Stated problem:
Return every one of the following items line for line, without changing a single character.
+---+
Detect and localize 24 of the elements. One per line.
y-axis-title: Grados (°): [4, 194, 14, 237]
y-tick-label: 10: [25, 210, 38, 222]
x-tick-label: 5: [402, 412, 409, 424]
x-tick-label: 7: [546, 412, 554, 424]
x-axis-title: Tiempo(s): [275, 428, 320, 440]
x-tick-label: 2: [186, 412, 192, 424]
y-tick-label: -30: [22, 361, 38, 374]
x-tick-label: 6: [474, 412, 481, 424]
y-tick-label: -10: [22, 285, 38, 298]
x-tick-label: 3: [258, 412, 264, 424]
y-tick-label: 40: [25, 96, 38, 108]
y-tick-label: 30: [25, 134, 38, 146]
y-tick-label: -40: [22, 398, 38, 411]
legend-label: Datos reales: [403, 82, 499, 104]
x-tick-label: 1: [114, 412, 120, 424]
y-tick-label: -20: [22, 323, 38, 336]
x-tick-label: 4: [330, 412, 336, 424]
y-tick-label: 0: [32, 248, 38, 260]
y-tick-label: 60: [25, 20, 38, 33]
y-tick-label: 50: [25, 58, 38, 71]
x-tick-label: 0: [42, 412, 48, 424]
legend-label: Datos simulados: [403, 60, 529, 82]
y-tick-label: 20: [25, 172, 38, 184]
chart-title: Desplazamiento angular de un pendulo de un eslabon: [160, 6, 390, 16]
+---+
The output:
Detect and localize 24 of the elements. One per line.
y-axis-title: Grados (°): [4, 194, 14, 237]
y-tick-label: 10: [25, 210, 38, 222]
x-tick-label: 5: [402, 412, 409, 424]
x-tick-label: 7: [546, 412, 554, 424]
x-axis-title: Tiempo(s): [275, 428, 320, 440]
x-tick-label: 2: [186, 412, 192, 424]
y-tick-label: -30: [22, 361, 38, 374]
x-tick-label: 6: [474, 412, 481, 424]
y-tick-label: -10: [22, 285, 38, 298]
x-tick-label: 3: [258, 412, 264, 424]
y-tick-label: 40: [25, 96, 38, 108]
y-tick-label: 30: [25, 134, 38, 146]
y-tick-label: -40: [22, 398, 38, 411]
legend-label: Datos reales: [403, 82, 499, 104]
x-tick-label: 1: [114, 412, 120, 424]
y-tick-label: -20: [22, 323, 38, 336]
x-tick-label: 4: [330, 412, 336, 424]
y-tick-label: 0: [32, 248, 38, 260]
y-tick-label: 60: [25, 20, 38, 33]
y-tick-label: 50: [25, 58, 38, 71]
x-tick-label: 0: [42, 412, 48, 424]
legend-label: Datos simulados: [403, 60, 529, 82]
y-tick-label: 20: [25, 172, 38, 184]
chart-title: Desplazamiento angular de un pendulo de un eslabon: [160, 6, 390, 16]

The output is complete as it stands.